#### Listed entries

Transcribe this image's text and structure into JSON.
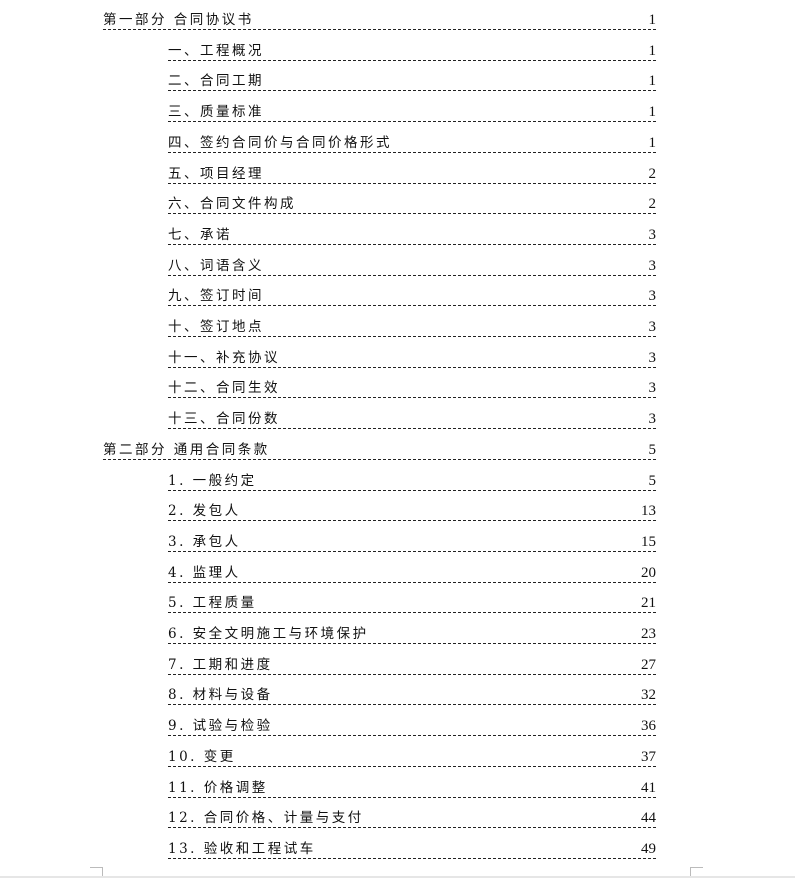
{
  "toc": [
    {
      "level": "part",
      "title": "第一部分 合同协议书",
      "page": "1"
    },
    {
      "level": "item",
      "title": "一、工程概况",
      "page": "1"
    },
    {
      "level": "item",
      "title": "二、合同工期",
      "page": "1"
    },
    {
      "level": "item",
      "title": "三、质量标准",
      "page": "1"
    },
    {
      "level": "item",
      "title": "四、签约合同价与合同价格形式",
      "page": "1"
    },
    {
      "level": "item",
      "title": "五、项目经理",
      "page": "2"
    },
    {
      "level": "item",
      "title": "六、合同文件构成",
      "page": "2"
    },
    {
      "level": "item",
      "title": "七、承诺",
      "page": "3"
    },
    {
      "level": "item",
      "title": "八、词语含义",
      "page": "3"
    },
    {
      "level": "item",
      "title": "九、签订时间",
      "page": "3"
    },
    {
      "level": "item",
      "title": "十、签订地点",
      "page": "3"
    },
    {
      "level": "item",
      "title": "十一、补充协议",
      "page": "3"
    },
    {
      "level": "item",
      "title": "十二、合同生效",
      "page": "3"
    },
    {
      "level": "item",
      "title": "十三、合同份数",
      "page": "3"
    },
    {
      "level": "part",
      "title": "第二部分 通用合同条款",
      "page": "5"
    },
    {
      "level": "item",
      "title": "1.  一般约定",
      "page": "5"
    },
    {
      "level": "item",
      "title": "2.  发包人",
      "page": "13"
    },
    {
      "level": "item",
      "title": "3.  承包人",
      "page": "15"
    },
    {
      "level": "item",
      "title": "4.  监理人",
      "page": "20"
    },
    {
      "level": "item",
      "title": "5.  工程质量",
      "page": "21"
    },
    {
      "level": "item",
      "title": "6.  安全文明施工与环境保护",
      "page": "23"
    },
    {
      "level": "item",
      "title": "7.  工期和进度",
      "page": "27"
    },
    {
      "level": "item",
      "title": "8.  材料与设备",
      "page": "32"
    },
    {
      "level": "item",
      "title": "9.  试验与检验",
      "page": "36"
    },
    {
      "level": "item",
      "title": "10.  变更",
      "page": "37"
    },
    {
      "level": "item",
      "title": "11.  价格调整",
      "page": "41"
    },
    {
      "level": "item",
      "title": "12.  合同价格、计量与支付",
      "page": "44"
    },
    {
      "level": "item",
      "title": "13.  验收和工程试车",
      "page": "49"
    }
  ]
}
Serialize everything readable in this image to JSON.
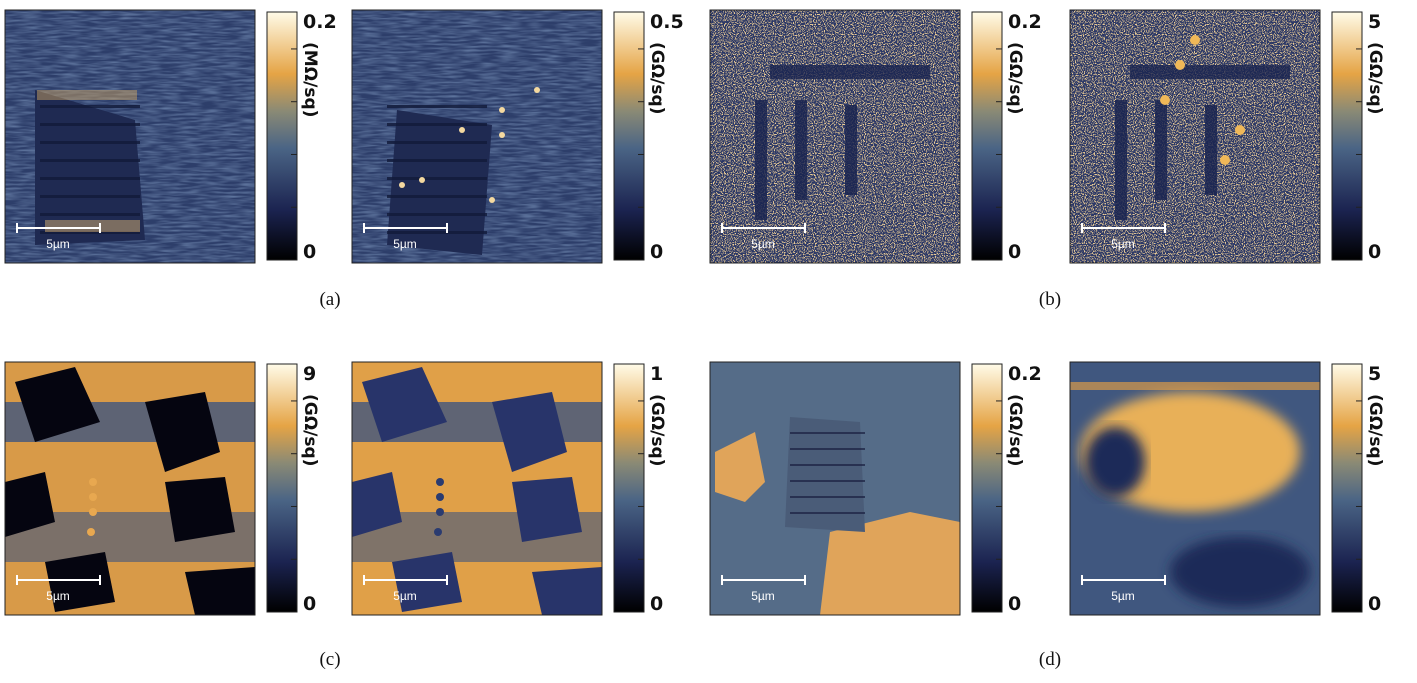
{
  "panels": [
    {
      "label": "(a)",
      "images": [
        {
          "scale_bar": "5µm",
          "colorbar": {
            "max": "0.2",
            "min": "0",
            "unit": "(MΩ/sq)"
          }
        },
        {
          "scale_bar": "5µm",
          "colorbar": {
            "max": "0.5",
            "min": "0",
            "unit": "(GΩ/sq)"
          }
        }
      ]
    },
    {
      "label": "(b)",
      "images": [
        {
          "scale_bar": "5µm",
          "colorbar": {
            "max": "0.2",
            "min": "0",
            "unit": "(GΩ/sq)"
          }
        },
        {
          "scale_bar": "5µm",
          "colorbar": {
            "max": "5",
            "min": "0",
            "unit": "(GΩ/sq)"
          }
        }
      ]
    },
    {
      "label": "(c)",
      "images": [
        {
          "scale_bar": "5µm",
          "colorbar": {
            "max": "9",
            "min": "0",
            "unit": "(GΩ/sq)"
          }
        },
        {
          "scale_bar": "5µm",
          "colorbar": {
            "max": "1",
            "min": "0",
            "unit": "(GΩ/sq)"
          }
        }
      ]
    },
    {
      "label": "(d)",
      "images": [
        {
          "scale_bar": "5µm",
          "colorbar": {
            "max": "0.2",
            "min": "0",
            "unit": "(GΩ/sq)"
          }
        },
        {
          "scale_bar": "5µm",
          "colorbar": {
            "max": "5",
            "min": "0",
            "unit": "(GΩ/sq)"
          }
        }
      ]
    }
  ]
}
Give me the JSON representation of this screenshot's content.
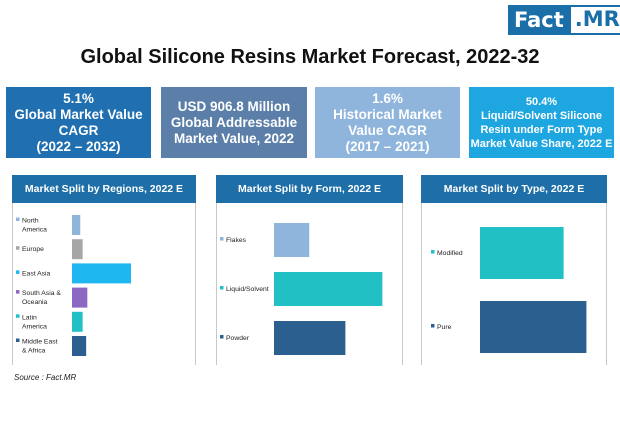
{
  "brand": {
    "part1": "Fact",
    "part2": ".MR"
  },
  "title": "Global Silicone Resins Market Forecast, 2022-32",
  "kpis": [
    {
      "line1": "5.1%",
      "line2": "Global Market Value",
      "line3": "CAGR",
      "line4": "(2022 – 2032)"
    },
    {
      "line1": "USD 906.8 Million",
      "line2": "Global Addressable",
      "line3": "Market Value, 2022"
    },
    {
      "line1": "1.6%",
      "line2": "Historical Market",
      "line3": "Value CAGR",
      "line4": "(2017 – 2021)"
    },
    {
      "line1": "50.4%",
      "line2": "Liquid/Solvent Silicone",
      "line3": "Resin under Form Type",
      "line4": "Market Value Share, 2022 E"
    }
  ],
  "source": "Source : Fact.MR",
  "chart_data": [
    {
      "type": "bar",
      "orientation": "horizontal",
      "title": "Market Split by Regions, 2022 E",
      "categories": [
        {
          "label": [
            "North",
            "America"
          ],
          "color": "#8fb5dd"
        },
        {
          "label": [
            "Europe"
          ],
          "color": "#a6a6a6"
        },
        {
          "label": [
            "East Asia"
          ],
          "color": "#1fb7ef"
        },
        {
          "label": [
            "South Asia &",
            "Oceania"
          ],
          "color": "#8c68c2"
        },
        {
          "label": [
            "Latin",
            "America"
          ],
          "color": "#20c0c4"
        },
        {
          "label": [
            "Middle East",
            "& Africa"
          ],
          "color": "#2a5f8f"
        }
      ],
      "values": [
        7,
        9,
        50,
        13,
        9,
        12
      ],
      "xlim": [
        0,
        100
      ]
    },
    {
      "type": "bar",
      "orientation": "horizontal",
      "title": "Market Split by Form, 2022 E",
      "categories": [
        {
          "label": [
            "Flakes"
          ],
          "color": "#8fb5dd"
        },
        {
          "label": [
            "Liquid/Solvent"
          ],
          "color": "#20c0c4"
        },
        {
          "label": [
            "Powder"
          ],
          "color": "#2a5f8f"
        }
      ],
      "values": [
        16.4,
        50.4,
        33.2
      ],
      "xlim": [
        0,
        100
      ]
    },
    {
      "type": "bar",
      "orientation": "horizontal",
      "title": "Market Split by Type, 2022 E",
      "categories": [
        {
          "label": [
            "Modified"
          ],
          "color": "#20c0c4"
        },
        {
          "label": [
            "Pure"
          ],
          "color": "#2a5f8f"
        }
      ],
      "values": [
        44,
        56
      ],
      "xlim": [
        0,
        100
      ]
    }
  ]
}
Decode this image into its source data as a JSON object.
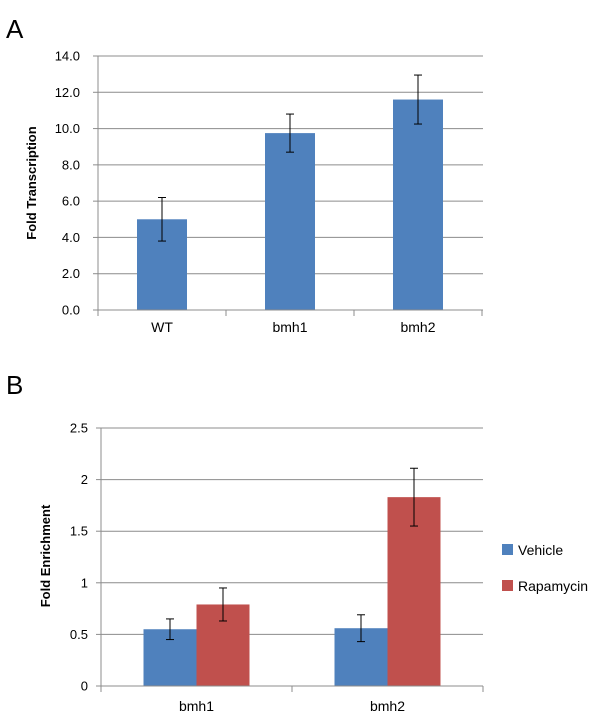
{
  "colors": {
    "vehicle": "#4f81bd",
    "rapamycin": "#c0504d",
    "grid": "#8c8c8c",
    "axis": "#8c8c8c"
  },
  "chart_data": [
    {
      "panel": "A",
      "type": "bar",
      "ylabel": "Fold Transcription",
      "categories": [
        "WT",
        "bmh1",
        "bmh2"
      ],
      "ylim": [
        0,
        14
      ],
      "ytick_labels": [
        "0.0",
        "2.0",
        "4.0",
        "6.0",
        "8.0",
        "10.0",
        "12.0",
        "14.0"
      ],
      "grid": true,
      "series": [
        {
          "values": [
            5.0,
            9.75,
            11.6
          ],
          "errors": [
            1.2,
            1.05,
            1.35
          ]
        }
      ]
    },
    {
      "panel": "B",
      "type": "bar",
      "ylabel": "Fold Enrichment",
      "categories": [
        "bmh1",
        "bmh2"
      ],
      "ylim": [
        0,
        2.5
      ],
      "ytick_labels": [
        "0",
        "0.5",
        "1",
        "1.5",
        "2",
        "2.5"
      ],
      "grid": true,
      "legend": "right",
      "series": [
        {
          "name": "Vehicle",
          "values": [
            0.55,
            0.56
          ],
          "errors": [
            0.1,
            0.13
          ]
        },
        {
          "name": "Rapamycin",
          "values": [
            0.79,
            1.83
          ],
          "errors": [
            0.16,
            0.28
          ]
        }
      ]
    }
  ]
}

########

Task instructions
Reproduce every line of the listing above in which the string "Fold" appears.

Answer
      "ylabel": "Fold Transcription",
      "ylabel": "Fold Enrichment",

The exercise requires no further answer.